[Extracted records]
— START —

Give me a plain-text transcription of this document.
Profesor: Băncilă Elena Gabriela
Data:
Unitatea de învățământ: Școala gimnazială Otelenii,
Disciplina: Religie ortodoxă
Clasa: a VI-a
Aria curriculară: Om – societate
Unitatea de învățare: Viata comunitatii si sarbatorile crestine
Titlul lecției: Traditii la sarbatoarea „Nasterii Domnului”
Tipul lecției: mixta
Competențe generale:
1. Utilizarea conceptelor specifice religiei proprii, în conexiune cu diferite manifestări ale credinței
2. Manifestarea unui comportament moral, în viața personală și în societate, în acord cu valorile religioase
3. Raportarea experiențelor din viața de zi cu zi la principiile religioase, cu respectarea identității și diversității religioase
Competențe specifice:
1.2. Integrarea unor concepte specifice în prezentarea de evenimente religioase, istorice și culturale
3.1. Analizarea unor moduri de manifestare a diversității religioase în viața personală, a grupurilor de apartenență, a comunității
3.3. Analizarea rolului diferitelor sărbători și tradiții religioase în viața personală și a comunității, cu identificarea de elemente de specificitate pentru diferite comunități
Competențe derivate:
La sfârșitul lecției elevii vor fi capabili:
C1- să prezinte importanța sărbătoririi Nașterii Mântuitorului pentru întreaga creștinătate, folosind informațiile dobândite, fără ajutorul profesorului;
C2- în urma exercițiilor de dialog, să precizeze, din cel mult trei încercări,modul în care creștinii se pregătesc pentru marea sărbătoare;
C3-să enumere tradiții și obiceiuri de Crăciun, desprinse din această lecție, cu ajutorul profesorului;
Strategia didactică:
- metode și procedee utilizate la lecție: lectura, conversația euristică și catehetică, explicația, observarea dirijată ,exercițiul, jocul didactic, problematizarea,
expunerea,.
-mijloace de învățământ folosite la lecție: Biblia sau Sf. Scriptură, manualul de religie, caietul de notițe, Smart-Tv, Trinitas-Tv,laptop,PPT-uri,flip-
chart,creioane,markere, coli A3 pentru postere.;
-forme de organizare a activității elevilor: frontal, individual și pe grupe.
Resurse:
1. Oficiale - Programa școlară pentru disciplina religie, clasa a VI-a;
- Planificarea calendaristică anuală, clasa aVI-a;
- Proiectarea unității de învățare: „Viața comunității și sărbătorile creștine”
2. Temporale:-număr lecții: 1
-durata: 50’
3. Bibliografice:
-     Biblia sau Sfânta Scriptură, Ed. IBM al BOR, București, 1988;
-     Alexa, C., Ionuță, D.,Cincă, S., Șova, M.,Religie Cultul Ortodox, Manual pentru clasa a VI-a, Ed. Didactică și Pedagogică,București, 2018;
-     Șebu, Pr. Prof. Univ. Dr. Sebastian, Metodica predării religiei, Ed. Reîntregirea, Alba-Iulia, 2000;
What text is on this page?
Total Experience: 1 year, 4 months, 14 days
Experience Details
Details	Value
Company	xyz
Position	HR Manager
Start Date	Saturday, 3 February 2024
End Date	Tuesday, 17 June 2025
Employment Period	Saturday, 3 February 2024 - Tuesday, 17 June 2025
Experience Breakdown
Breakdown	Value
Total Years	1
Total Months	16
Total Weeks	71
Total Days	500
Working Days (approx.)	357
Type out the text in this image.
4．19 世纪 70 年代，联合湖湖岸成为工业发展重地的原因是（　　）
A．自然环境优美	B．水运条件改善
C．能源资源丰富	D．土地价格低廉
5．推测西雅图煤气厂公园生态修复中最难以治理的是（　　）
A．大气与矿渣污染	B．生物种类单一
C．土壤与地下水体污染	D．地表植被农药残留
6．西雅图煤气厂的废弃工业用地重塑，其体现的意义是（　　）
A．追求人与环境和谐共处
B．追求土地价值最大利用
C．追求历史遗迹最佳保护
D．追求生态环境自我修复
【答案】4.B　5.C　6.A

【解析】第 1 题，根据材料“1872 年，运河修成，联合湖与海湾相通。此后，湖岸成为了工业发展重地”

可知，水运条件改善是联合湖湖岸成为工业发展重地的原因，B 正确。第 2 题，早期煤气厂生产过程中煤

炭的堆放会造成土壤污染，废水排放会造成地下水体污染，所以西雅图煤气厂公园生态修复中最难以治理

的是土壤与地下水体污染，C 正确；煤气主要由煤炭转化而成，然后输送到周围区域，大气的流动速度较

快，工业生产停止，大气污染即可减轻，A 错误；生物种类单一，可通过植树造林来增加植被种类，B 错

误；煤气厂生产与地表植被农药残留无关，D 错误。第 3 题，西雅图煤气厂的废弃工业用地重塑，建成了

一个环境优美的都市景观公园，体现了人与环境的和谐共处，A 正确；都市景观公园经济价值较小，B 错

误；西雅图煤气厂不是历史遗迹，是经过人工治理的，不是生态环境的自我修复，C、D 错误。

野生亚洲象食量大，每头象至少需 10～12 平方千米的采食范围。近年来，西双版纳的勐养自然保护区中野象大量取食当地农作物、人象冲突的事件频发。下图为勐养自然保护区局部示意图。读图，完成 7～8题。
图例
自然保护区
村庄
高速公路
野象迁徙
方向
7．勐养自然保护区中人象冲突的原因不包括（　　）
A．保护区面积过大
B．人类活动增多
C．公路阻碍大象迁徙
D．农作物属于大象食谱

— END —

§ WHAT IS REQUIRED:
List each line in the listing that contains the string "this".

§ PROBLEM SOLUTION:
Give me a plain-text transcription of this document.
What text is on this page?
Type out the text in this image.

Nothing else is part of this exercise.